:: TEXT

Reimposing Sanctions: Christie said he would support reimposing sanctions on Iran even if the U.S. reentered the nuclear deal. “By the way, sanctions were working against them. And you saw in Iran, uprisings beginning for those who were opposed to the Islamic government, and we need to give that time to continue to play out,” he said, adding, “I think it was a bad move by President Biden” to not impose sanctions and negotiate to reenter the deal.
Principles and principals: “There are any number of instances where I could say to you that I think that Prime Minister [Benjamin] Netanyahu could have handled certain things, his relations with the United States, more deftly. Now, I agree with a lot of the policy positions he ultimately took. What I’m talking about is how he handled the relationship. And by the way, so could [former President] Barack Obama have handled that relationship better. In the end, I think that foreign policy is about two ideas: the principles that you share, and the relationship of the principals… That’s where Netanyahu, at times, was not as deft as he could have been. And I think President Obama was not nearly the supporter of Israel that he should have been. And you’re seeing in a lot of the House Democrats that same type of approach.”
Top issues: Asked to name the three top issues Republicans should run on in the midterms, Christie cited education, a rising China and the economy. “China is going to be our adversary for the next 80 years. We better get on understanding that they’re an adversary and start taking much stronger steps towards winning that fight both by strengthening ourselves and weakening the leadership in China… We have a Jimmy Carter-like economy in this country where unemployment remains higher than it should, and inflation winds up getting very high. Jimmy Carter’s the guy in the ‘76 election who coined the phrase ‘misery index,’ the combination of unemployment and inflation — I got a feeling that his buddy Joe Biden is going to be getting whacked around with the same ‘misery index’ that Jimmy Carter created, and which ultimately cost him his presidency.”

::::
:: GIVEN INFORMATION

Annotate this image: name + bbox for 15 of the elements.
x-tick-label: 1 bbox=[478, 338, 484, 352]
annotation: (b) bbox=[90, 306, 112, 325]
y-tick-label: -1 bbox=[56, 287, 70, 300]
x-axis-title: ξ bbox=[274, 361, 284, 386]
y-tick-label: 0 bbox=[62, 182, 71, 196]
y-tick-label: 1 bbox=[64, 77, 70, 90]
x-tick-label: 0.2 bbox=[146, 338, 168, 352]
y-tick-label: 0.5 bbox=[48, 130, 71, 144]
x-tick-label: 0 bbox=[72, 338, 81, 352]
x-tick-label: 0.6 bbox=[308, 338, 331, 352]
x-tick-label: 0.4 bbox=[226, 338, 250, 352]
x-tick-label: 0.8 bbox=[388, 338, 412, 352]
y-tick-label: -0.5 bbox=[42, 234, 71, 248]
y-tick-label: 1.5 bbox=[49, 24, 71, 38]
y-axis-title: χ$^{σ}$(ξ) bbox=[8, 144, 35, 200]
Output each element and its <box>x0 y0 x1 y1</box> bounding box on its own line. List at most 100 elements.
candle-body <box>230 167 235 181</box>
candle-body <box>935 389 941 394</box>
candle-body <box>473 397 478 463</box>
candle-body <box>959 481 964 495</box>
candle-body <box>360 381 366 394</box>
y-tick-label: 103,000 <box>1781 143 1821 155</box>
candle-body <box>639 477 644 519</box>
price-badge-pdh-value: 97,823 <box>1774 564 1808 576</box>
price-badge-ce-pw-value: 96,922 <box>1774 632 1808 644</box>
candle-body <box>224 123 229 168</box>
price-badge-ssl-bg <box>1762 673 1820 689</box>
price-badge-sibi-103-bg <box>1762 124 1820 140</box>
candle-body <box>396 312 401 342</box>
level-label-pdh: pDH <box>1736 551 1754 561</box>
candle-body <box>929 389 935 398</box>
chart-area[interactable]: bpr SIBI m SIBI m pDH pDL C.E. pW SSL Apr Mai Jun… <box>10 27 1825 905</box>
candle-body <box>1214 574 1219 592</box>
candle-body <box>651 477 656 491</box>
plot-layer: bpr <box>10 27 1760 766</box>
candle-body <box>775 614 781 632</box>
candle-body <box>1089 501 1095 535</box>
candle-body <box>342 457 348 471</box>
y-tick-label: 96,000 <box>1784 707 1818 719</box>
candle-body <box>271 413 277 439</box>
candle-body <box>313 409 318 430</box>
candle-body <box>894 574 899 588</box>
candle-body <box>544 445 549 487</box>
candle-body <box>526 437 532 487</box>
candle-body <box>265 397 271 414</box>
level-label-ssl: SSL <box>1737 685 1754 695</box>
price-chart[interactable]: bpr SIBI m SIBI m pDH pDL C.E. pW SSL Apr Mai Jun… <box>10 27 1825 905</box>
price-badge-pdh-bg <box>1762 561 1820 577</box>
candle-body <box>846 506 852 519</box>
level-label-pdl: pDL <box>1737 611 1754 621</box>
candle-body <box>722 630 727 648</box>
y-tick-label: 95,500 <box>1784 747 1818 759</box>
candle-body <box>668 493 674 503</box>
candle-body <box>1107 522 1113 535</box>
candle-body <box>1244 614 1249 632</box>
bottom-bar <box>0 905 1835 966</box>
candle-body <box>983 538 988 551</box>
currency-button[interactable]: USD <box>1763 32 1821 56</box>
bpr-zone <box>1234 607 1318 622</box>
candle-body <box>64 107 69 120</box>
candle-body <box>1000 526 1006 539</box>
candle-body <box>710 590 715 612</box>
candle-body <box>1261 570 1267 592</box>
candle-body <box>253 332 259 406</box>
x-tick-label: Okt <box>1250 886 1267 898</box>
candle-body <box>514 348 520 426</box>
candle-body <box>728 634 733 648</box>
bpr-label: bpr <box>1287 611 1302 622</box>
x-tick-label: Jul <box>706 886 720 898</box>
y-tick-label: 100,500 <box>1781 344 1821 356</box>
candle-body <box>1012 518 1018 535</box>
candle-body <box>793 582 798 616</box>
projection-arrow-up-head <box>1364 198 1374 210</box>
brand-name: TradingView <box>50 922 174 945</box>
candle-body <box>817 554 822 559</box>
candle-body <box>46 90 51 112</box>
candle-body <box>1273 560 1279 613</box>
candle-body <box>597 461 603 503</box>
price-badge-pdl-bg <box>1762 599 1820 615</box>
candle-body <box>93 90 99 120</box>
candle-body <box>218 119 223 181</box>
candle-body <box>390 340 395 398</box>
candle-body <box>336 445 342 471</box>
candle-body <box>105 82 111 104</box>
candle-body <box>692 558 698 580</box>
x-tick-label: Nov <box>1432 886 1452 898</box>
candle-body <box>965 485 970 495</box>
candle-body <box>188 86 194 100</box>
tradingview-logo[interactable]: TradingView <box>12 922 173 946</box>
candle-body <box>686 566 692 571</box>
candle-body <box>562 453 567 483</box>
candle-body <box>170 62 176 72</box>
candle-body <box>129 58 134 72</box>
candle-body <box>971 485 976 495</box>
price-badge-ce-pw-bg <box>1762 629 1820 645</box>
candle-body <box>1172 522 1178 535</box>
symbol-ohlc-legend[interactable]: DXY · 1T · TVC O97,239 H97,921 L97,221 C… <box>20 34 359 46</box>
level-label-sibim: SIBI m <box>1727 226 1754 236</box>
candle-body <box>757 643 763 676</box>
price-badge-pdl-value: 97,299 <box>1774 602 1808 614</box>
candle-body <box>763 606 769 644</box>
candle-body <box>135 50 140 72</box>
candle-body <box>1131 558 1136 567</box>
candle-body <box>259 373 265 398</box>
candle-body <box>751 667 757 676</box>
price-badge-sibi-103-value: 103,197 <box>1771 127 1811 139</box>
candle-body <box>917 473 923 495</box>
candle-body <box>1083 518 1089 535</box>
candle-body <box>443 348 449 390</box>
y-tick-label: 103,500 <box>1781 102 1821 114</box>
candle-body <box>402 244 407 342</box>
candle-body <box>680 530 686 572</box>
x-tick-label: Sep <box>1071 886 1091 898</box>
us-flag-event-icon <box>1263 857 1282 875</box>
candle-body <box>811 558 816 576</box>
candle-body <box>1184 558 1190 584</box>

::::

WORK INSTRUCTIONS. Can you carry on the piece summarizing Christie's remarks on Iran, Israel and the midterms, starting after its final sentence?

ANSWER SPACE.
On Cheney: “Let me tell you why I think she’s out of leadership. You remember, she said all the things she said, and they had a first vote, and she was kept. Then she kept saying to them over and over and over: ‘Enough. You’re on the record. We heard you.’ Does anybody think that Liz Cheney supports Donald Trump after the first set of statements? You think anybody thinks that she thinks that what happened on January 6th was OK? Do you think anybody thinks that Liz Cheney thinks that Donald Trump actually won the election? Let me tell you what I think: Liz Cheney wanted out of leadership. I think she didn’t like it anymore. And when she won that vote the first time, she said, ‘Oh, God, that didn’t work. OK, let me keep standing.’ And then it finally worked.”
Bonus: Favorite Yiddish word? “Chutzpah and schmuck” said Christie, who relayed he picked up Yiddish words attending more bar and bat mitzvahs than he “could count” growing up in Livingston. Favorite Jewish food? The matzo ball soup from Tabachnicks in Livingston. Favorite Jersey beach? Bayhead in Northern Ocean County, where he and his wife own a beach house. Christie, who sits on the New York Mets’s board of governors, also went on to predict that new owner Steven A. Cohen would bring a World Series to Queens within five years.